### [Exercise]
Identify every line in the records below that contains the word "Duty", and reproduce each one.

### [Dataset entries]
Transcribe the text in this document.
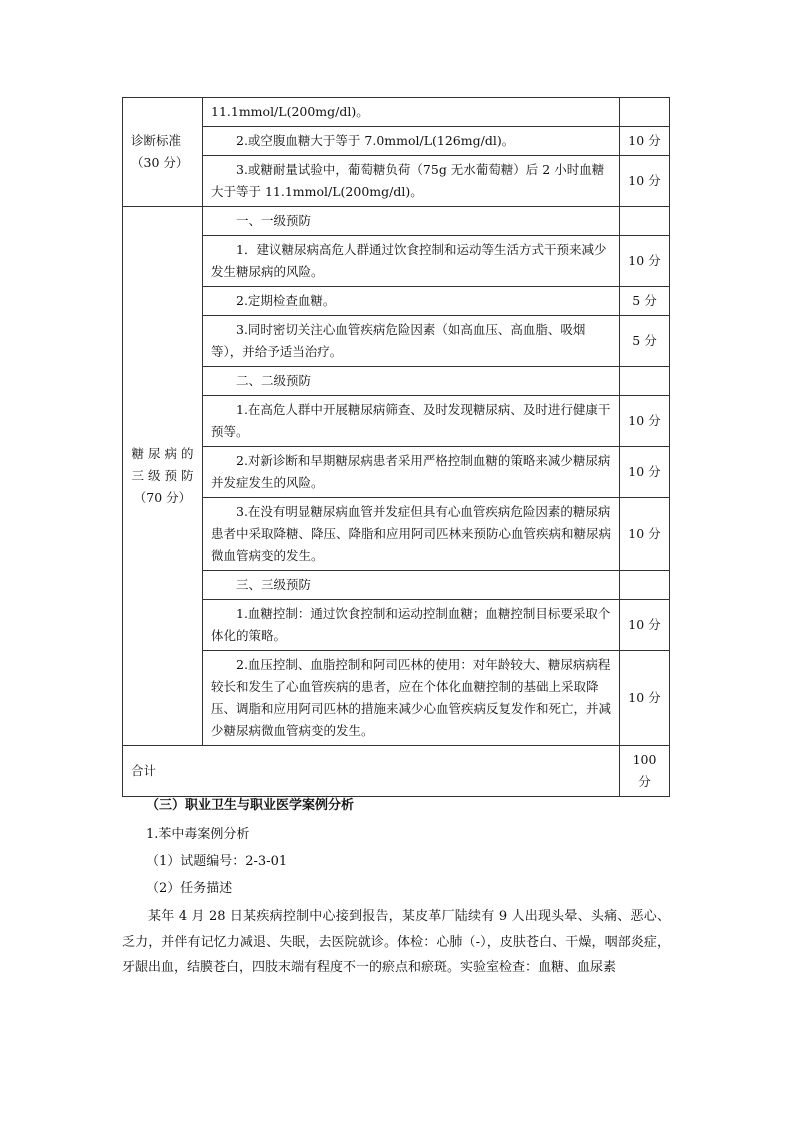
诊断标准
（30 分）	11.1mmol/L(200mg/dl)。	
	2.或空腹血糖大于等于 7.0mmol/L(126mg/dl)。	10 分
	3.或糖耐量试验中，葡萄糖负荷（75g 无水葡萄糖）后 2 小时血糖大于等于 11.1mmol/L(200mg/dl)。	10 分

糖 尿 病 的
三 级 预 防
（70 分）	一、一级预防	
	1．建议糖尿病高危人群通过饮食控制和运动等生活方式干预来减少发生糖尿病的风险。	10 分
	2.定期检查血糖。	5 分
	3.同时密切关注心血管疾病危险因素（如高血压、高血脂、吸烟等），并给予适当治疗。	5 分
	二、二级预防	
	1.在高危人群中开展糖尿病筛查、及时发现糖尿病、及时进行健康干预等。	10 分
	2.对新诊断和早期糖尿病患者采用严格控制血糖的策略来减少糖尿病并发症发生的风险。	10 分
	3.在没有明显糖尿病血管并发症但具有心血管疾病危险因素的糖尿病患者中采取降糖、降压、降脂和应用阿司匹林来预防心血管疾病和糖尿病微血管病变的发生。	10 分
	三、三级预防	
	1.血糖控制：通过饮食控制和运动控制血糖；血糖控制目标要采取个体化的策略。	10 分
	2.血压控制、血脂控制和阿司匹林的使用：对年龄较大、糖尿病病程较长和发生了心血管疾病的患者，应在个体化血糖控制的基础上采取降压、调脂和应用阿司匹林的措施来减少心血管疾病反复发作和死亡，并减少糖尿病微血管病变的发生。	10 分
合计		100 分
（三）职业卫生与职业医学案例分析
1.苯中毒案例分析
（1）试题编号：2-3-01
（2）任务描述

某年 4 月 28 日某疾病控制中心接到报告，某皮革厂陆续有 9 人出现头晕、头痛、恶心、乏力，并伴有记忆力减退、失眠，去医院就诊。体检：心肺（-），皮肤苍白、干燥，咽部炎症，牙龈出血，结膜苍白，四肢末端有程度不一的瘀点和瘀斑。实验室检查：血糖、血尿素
...
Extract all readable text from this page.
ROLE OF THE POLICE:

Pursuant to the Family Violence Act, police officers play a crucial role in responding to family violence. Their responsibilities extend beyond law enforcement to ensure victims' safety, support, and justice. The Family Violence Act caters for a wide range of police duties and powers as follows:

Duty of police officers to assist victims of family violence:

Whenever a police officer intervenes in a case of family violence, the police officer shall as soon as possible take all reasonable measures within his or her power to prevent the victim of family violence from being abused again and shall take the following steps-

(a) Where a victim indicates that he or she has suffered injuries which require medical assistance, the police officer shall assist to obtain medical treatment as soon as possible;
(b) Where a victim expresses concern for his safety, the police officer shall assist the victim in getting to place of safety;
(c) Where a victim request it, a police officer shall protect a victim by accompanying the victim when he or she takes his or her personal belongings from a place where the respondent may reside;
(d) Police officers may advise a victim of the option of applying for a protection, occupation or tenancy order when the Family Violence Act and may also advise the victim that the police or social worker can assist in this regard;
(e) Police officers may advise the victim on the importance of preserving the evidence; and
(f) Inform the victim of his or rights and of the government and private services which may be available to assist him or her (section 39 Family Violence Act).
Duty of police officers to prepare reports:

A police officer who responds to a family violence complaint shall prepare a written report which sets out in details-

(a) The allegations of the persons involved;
* * *
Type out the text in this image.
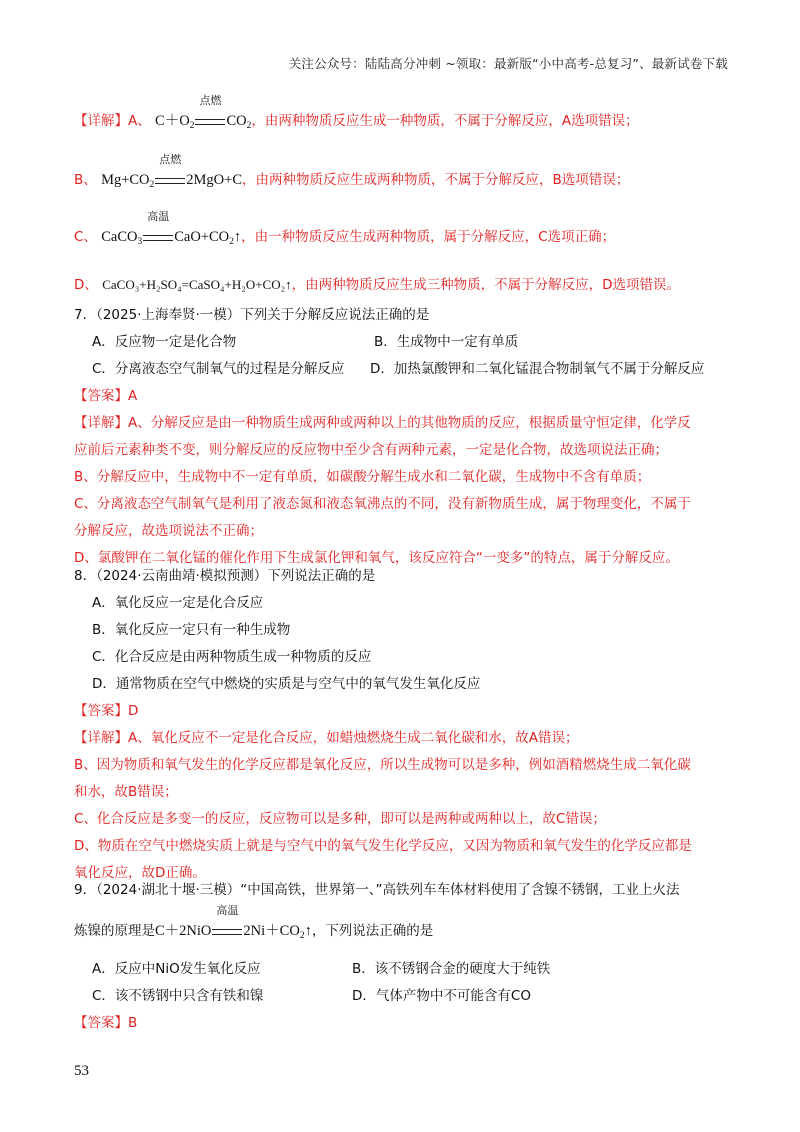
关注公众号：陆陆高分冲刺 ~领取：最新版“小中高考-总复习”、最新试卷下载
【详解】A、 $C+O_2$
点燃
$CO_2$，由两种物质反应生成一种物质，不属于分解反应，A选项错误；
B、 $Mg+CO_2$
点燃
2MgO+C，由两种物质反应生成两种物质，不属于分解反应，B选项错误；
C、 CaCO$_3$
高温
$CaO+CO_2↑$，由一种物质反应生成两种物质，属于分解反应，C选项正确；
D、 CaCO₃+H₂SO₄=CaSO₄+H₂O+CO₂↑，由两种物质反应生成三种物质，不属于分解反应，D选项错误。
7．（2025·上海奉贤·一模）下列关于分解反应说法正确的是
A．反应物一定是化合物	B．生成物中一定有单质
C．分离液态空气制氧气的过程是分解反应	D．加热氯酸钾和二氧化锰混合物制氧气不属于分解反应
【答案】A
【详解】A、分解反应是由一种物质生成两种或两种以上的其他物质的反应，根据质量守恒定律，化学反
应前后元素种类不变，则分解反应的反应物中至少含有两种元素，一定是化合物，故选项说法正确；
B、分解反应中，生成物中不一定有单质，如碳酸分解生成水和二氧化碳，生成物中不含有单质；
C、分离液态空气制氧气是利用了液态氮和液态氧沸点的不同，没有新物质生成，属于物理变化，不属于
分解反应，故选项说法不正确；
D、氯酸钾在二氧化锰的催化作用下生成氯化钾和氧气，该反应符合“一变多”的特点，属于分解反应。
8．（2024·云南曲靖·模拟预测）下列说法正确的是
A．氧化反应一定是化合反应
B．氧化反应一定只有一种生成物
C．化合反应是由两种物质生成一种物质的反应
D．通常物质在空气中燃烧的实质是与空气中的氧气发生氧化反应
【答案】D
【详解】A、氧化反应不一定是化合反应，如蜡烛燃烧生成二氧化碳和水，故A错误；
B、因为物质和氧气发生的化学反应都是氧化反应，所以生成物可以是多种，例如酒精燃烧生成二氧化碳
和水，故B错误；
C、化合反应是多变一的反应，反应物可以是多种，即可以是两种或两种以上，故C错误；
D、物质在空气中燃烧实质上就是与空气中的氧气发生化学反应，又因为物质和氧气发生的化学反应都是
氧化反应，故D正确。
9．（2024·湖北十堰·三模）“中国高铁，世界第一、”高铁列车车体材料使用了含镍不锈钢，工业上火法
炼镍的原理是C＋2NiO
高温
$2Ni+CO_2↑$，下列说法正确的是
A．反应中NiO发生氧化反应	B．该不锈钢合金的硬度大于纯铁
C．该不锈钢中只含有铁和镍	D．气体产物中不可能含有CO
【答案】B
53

### [Answer to the problem]
Duty of police officers to assist victims of family violence:
Duty of police officers to prepare reports:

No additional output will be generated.